SET EXERCISE:
In the data below, find every line with the string "Server" and pull it out.
>>
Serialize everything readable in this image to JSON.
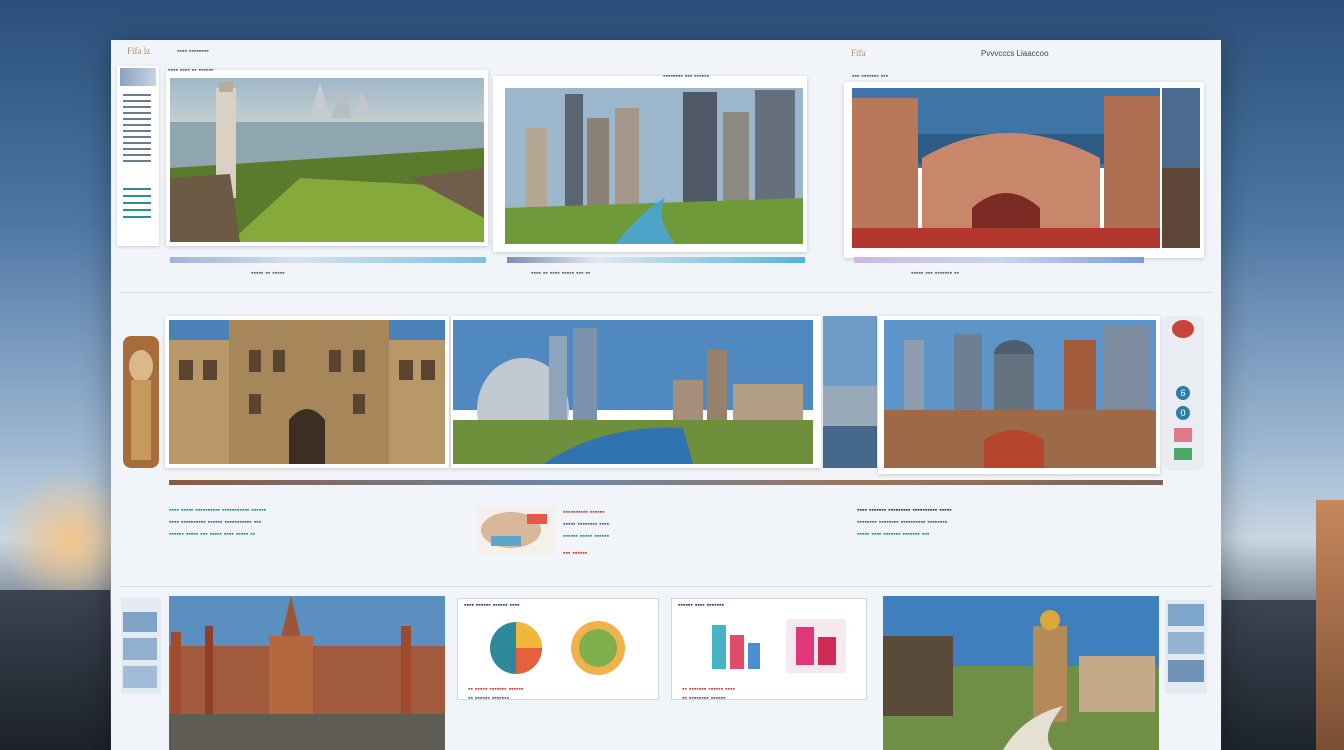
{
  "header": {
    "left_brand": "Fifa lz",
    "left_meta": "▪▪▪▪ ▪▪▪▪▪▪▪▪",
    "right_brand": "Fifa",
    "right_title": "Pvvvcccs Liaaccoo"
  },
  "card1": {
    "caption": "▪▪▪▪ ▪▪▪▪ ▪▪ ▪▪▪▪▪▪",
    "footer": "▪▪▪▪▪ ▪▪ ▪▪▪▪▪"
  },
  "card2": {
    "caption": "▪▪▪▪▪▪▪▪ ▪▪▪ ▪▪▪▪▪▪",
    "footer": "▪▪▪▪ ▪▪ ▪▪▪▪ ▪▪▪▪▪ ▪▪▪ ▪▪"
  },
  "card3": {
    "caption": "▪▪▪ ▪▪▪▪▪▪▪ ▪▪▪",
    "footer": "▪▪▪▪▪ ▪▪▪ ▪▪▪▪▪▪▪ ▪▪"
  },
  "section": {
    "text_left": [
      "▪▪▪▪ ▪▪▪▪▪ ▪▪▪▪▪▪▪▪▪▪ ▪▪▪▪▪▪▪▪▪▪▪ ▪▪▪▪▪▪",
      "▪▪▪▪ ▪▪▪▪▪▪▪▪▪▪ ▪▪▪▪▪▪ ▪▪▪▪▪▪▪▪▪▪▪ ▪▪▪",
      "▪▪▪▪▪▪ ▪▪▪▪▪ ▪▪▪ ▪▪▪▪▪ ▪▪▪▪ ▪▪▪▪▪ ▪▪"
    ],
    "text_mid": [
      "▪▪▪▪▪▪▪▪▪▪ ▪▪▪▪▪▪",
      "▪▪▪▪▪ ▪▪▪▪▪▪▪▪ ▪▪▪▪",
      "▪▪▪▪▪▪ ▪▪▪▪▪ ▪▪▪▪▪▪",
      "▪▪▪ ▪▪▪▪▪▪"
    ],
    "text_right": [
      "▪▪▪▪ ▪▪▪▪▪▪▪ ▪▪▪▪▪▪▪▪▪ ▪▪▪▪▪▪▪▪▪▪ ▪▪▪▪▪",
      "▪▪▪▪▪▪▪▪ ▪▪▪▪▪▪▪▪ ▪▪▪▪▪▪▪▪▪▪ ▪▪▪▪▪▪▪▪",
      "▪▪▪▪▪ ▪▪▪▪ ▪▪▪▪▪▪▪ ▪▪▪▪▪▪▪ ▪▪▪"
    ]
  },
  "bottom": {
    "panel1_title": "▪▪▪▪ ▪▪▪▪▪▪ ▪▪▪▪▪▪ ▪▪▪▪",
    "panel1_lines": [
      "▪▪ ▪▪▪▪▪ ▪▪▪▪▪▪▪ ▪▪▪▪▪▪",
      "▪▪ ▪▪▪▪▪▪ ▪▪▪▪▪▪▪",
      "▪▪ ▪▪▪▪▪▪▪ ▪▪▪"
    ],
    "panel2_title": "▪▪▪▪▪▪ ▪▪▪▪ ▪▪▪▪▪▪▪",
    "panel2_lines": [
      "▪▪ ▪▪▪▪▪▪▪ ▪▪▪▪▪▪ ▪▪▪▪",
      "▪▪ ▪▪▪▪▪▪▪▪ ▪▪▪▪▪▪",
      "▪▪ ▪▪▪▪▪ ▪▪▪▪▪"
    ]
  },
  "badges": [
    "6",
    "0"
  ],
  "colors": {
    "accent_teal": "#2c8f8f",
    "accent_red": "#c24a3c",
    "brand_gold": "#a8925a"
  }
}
<<
>>
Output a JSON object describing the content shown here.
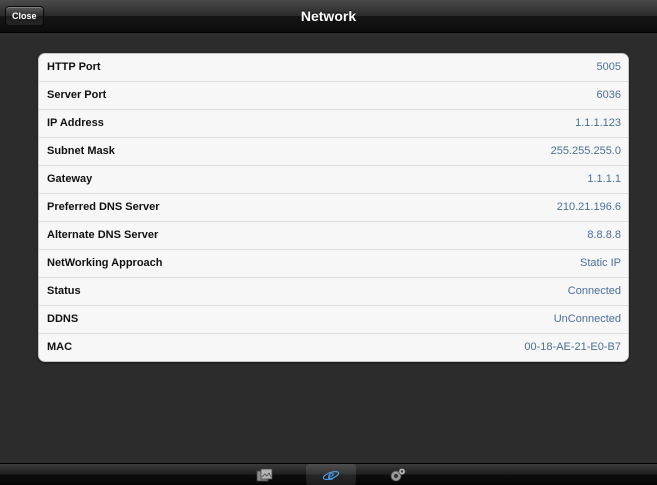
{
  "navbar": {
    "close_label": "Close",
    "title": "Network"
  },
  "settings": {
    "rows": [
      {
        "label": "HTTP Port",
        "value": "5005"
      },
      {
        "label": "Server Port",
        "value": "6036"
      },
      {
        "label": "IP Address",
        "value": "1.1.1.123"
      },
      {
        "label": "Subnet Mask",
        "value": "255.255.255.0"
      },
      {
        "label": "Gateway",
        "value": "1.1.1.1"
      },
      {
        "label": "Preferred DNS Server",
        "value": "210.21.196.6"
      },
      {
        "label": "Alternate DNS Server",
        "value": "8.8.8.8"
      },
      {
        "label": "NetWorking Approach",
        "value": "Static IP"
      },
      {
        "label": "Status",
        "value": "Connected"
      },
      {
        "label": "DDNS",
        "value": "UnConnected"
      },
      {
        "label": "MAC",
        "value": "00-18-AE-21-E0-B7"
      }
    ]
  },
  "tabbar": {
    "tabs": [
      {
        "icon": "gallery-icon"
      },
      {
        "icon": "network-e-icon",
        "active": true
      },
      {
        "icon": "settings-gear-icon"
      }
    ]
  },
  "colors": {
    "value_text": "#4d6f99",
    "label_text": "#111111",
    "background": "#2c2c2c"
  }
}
<<
SOLUTION TO THE PROBLEM:
        "label": "Server Port",
        "label": "Preferred DNS Server",
        "label": "Alternate DNS Server",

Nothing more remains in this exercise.